Stated problem:
Work out the number of lines with the word "fish" in the material below, then reply with that number only.

[Begin Stored data]

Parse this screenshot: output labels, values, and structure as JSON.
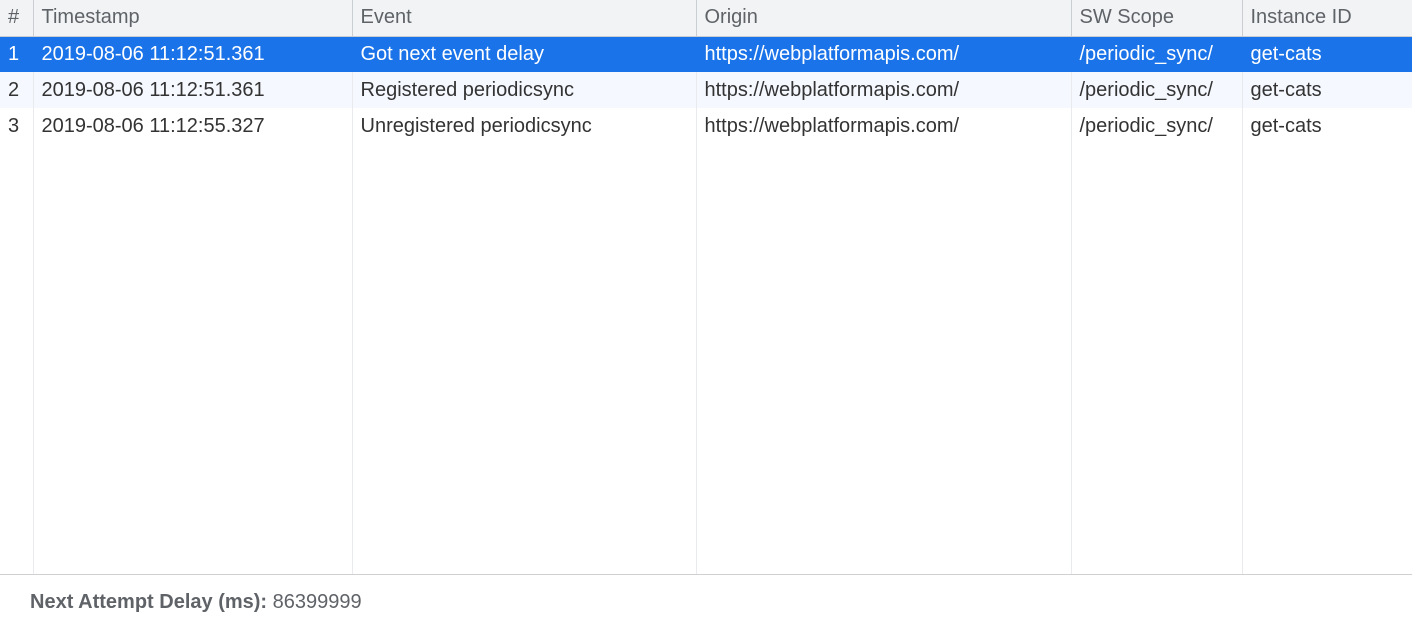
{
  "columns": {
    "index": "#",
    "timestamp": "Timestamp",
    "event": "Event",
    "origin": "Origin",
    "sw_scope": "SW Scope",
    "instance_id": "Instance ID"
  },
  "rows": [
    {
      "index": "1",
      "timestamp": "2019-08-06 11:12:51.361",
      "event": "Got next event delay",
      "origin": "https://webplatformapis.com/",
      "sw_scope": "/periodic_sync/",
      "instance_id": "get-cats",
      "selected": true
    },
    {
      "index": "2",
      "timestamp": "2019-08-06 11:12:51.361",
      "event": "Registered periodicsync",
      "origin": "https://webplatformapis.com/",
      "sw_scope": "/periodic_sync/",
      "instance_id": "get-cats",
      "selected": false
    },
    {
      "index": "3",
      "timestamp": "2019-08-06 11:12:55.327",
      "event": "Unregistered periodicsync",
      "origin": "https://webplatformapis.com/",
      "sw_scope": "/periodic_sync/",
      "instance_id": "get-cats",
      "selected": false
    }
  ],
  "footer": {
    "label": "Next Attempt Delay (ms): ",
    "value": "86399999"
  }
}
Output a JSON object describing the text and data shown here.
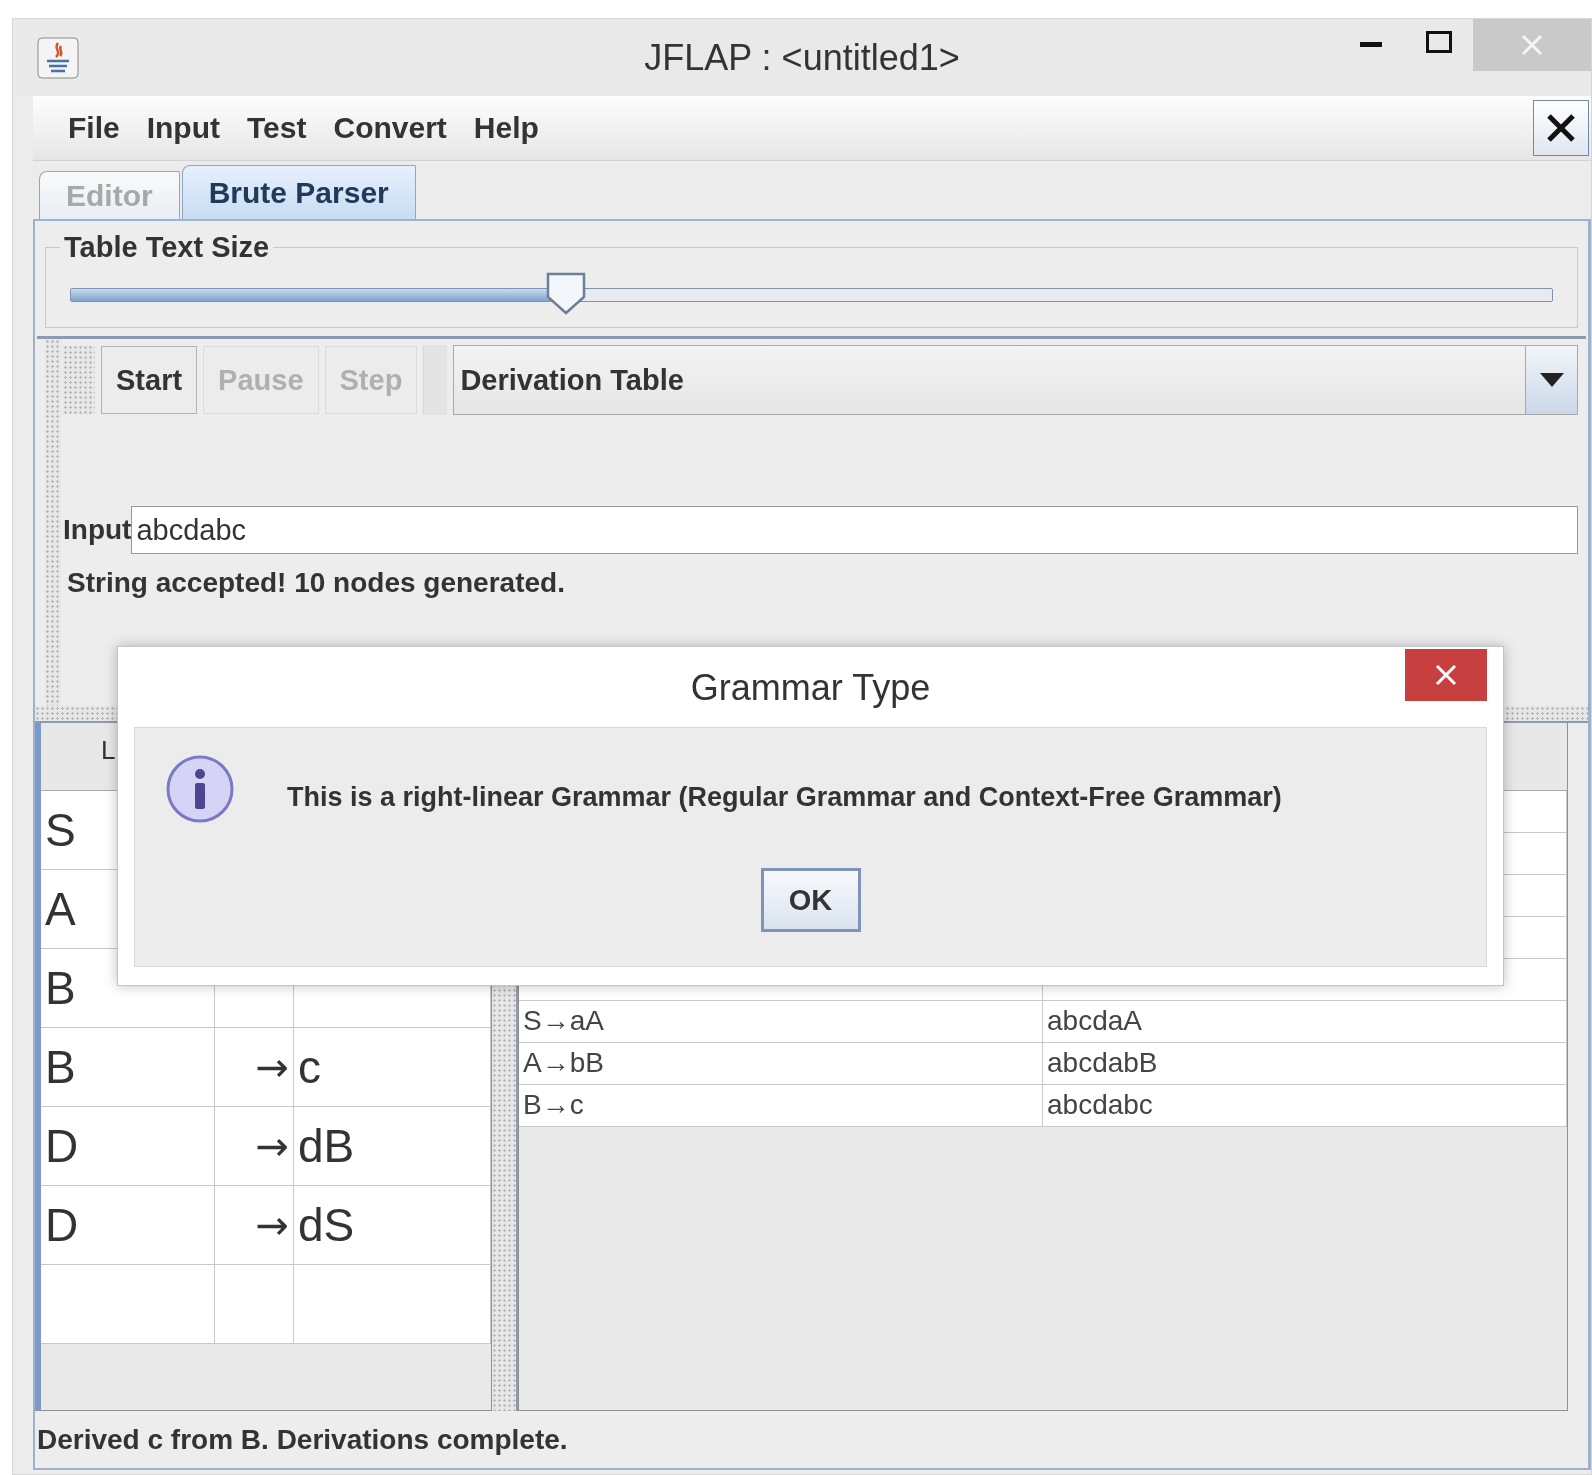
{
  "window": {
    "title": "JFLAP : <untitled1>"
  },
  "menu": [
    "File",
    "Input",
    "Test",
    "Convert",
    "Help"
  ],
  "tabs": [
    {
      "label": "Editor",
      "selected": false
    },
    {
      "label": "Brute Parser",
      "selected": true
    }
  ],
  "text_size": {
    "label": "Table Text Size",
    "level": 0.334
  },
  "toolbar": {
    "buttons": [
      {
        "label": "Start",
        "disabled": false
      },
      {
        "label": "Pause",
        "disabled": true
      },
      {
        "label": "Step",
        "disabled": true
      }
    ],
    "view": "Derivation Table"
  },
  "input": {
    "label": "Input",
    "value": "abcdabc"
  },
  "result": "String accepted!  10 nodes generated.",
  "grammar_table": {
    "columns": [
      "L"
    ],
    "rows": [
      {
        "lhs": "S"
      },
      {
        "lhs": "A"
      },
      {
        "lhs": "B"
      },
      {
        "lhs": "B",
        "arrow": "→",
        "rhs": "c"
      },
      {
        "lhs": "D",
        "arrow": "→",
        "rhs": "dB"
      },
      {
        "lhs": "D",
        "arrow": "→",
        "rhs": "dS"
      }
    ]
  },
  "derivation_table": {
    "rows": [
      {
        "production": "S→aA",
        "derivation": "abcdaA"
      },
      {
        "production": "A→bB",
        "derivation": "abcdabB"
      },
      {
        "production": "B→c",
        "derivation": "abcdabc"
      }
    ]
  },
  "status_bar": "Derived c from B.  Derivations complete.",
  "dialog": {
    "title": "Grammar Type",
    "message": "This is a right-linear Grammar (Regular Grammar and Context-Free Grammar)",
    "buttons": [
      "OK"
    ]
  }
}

[End Stored data]
[Begin Stored data]

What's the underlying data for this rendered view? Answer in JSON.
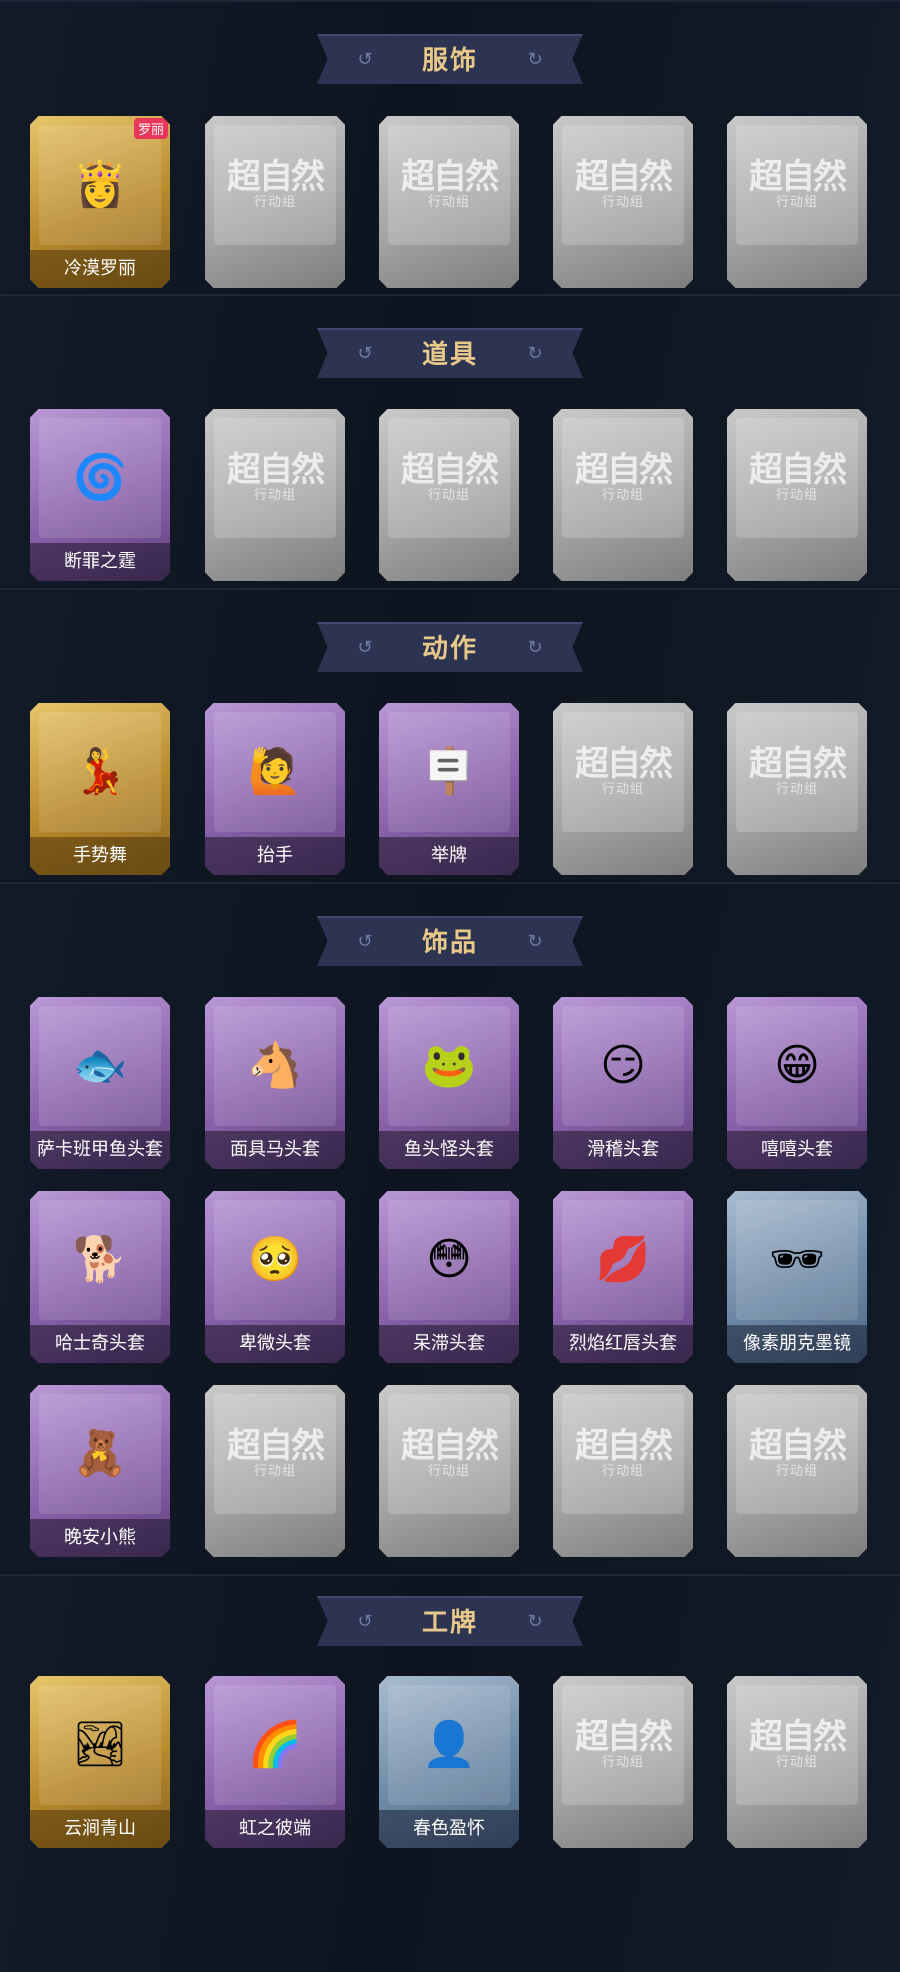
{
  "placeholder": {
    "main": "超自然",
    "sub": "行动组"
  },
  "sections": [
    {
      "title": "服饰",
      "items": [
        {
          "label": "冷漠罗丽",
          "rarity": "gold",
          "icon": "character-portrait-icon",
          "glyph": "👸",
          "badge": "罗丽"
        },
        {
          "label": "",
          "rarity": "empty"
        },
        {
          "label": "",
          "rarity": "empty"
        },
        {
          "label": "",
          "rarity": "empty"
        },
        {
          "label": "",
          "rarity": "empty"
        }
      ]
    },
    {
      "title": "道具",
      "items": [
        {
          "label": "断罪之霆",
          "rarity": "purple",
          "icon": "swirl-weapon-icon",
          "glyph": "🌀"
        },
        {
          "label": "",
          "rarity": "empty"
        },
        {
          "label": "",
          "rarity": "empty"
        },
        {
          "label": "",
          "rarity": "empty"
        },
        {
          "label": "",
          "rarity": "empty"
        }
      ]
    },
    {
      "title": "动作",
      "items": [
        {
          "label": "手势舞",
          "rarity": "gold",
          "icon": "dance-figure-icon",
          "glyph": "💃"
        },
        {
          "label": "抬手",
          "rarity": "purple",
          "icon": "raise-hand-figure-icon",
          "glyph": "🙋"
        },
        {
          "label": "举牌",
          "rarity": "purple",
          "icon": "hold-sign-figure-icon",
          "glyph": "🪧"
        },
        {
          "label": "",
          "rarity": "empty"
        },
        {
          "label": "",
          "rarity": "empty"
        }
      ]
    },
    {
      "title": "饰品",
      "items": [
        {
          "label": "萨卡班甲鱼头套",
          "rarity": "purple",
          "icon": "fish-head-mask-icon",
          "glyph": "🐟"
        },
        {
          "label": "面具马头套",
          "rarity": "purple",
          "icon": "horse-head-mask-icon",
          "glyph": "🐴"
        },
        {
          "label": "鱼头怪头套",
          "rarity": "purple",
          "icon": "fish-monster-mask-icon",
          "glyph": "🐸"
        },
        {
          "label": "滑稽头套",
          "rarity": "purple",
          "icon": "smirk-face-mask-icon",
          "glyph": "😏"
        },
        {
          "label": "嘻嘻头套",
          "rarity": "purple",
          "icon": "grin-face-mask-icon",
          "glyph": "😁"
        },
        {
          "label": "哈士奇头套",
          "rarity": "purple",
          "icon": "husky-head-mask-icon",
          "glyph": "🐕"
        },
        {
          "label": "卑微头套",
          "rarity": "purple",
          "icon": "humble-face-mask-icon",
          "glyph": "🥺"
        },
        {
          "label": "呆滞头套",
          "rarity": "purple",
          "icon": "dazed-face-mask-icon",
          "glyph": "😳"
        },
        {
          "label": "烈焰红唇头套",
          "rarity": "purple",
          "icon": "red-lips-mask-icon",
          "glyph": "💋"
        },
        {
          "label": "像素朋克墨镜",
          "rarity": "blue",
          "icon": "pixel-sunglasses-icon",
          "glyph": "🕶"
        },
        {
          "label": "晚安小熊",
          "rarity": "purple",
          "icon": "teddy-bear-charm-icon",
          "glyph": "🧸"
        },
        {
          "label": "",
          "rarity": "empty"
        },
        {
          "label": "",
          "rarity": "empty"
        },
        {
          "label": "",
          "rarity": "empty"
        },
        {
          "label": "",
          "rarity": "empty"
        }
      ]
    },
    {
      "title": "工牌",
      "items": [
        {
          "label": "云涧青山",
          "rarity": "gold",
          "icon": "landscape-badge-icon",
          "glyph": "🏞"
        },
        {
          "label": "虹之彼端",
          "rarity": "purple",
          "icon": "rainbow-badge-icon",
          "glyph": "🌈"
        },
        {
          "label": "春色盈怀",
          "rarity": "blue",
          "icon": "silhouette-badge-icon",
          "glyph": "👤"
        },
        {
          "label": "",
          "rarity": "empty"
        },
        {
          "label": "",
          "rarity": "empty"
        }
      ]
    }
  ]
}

[End Stored data]

Answer to this problem:
2